# EXCERPTED DATA
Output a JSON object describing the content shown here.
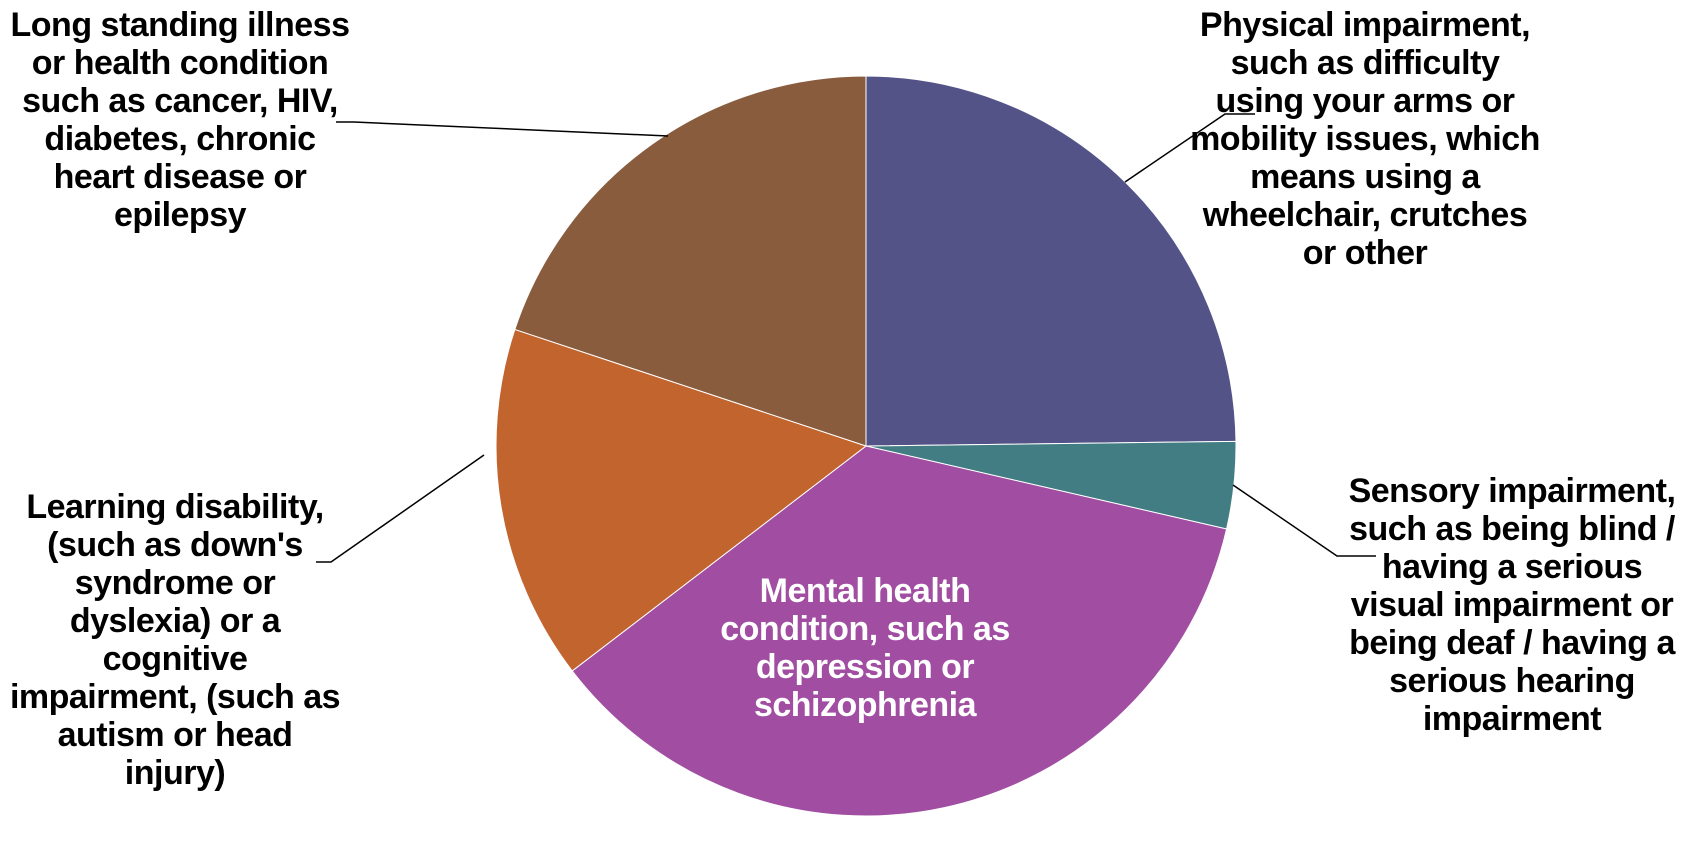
{
  "chart_data": {
    "type": "pie",
    "start_angle_deg": 0,
    "direction": "clockwise",
    "slices": [
      {
        "label": "Physical impairment, such as difficulty using your arms or mobility issues, which means using a wheelchair, crutches or other",
        "value": 24.8,
        "color": "#535388"
      },
      {
        "label": "Sensory impairment, such as being blind / having a serious visual impairment or being deaf / having a serious hearing impairment",
        "value": 3.8,
        "color": "#417d83"
      },
      {
        "label": "Mental health condition, such as depression or schizophrenia",
        "value": 36.0,
        "color": "#a04da2"
      },
      {
        "label": "Learning disability, (such as down's syndrome or dyslexia) or a cognitive impairment, (such as autism or head injury)",
        "value": 15.5,
        "color": "#c2642e"
      },
      {
        "label": "Long standing illness or health condition such as cancer, HIV, diabetes, chronic heart disease or epilepsy",
        "value": 19.9,
        "color": "#895c3d"
      }
    ]
  }
}
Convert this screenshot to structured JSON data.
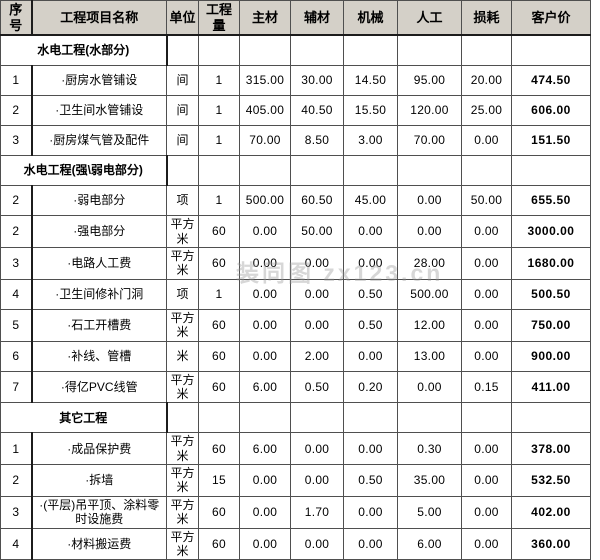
{
  "watermark": {
    "text": "装同图 zx123.cn"
  },
  "colors": {
    "header_bg": "#d4d0c8",
    "section_bg": "#ccffff",
    "border": "#4f4f4f",
    "text": "#000000"
  },
  "table": {
    "columns": [
      "序号",
      "工程项目名称",
      "单位",
      "工程量",
      "主材",
      "辅材",
      "机械",
      "人工",
      "损耗",
      "客户价"
    ],
    "rows": [
      {
        "type": "section",
        "label": "水电工程(水部分)"
      },
      {
        "type": "item",
        "no": "1",
        "name": "·厨房水管铺设",
        "unit": "间",
        "qty": "1",
        "main": "315.00",
        "aux": "30.00",
        "mach": "14.50",
        "labor": "95.00",
        "loss": "20.00",
        "price": "474.50"
      },
      {
        "type": "item",
        "no": "2",
        "name": "·卫生间水管铺设",
        "unit": "间",
        "qty": "1",
        "main": "405.00",
        "aux": "40.50",
        "mach": "15.50",
        "labor": "120.00",
        "loss": "25.00",
        "price": "606.00"
      },
      {
        "type": "item",
        "no": "3",
        "name": "·厨房煤气管及配件",
        "unit": "间",
        "qty": "1",
        "main": "70.00",
        "aux": "8.50",
        "mach": "3.00",
        "labor": "70.00",
        "loss": "0.00",
        "price": "151.50"
      },
      {
        "type": "section",
        "label": "水电工程(强\\弱电部分)"
      },
      {
        "type": "item",
        "no": "2",
        "name": "·弱电部分",
        "unit": "项",
        "qty": "1",
        "main": "500.00",
        "aux": "60.50",
        "mach": "45.00",
        "labor": "0.00",
        "loss": "50.00",
        "price": "655.50"
      },
      {
        "type": "item",
        "no": "2",
        "name": "·强电部分",
        "unit": "平方米",
        "qty": "60",
        "main": "0.00",
        "aux": "50.00",
        "mach": "0.00",
        "labor": "0.00",
        "loss": "0.00",
        "price": "3000.00"
      },
      {
        "type": "item",
        "no": "3",
        "name": "·电路人工费",
        "unit": "平方米",
        "qty": "60",
        "main": "0.00",
        "aux": "0.00",
        "mach": "0.00",
        "labor": "28.00",
        "loss": "0.00",
        "price": "1680.00"
      },
      {
        "type": "item",
        "no": "4",
        "name": "·卫生间修补门洞",
        "unit": "项",
        "qty": "1",
        "main": "0.00",
        "aux": "0.00",
        "mach": "0.50",
        "labor": "500.00",
        "loss": "0.00",
        "price": "500.50"
      },
      {
        "type": "item",
        "no": "5",
        "name": "·石工开槽费",
        "unit": "平方米",
        "qty": "60",
        "main": "0.00",
        "aux": "0.00",
        "mach": "0.50",
        "labor": "12.00",
        "loss": "0.00",
        "price": "750.00"
      },
      {
        "type": "item",
        "no": "6",
        "name": "·补线、管槽",
        "unit": "米",
        "qty": "60",
        "main": "0.00",
        "aux": "2.00",
        "mach": "0.00",
        "labor": "13.00",
        "loss": "0.00",
        "price": "900.00"
      },
      {
        "type": "item",
        "no": "7",
        "name": "·得亿PVC线管",
        "unit": "平方米",
        "qty": "60",
        "main": "6.00",
        "aux": "0.50",
        "mach": "0.20",
        "labor": "0.00",
        "loss": "0.15",
        "price": "411.00"
      },
      {
        "type": "section",
        "label": "其它工程"
      },
      {
        "type": "item",
        "no": "1",
        "name": "·成品保护费",
        "unit": "平方米",
        "qty": "60",
        "main": "6.00",
        "aux": "0.00",
        "mach": "0.00",
        "labor": "0.30",
        "loss": "0.00",
        "price": "378.00"
      },
      {
        "type": "item",
        "no": "2",
        "name": "·拆墙",
        "unit": "平方米",
        "qty": "15",
        "main": "0.00",
        "aux": "0.00",
        "mach": "0.50",
        "labor": "35.00",
        "loss": "0.00",
        "price": "532.50"
      },
      {
        "type": "item",
        "no": "3",
        "name": "·(平层)吊平顶、涂料零时设施费",
        "unit": "平方米",
        "qty": "60",
        "main": "0.00",
        "aux": "1.70",
        "mach": "0.00",
        "labor": "5.00",
        "loss": "0.00",
        "price": "402.00"
      },
      {
        "type": "item",
        "no": "4",
        "name": "·材料搬运费",
        "unit": "平方米",
        "qty": "60",
        "main": "0.00",
        "aux": "0.00",
        "mach": "0.00",
        "labor": "6.00",
        "loss": "0.00",
        "price": "360.00"
      }
    ]
  }
}
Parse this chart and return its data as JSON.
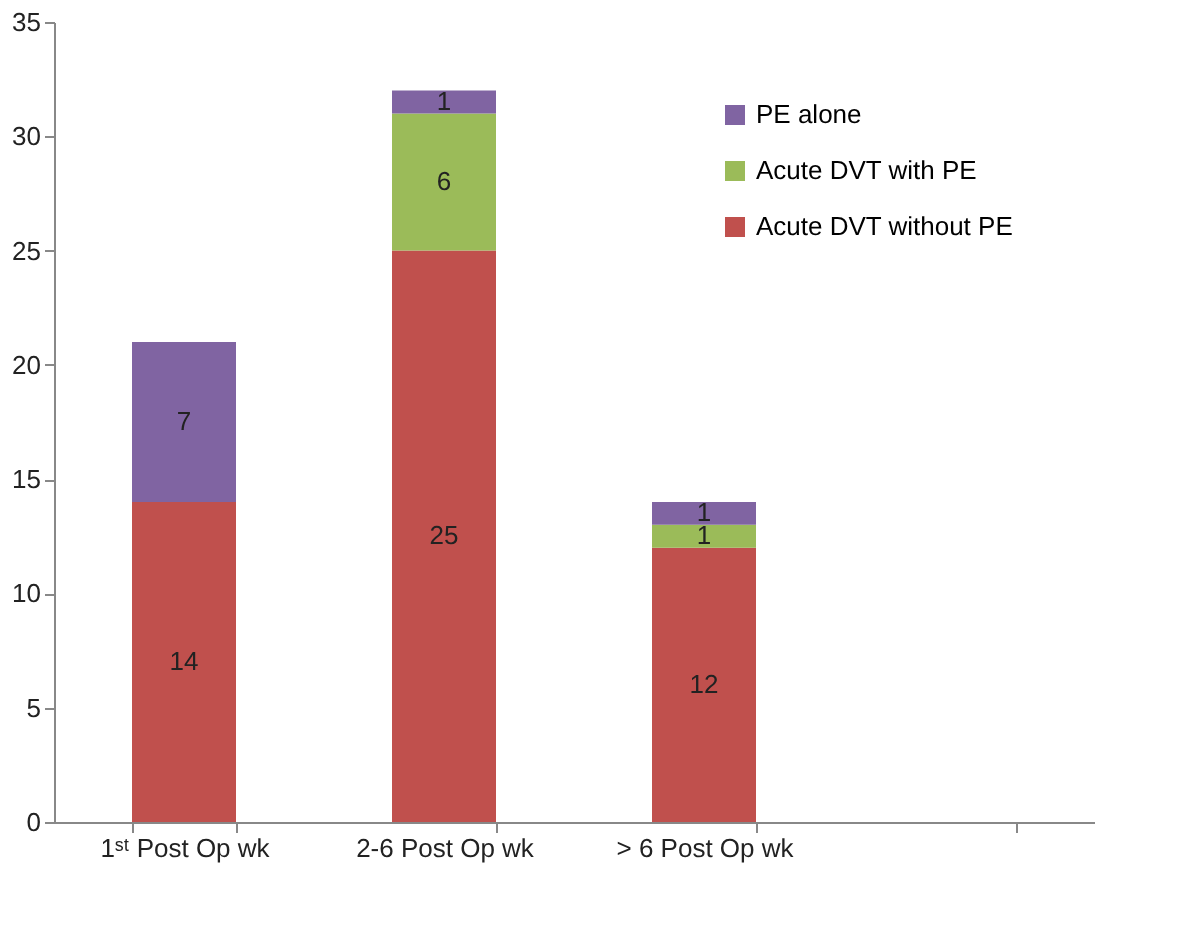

# WORK TO DO
List every line in the records above that contains the word "value".

# SOLUTION FOR THIS PROBLEM
        "value": 24.8,
        "value": 3.8,
        "value": 36.0,
        "value": 15.5,
        "value": 19.9,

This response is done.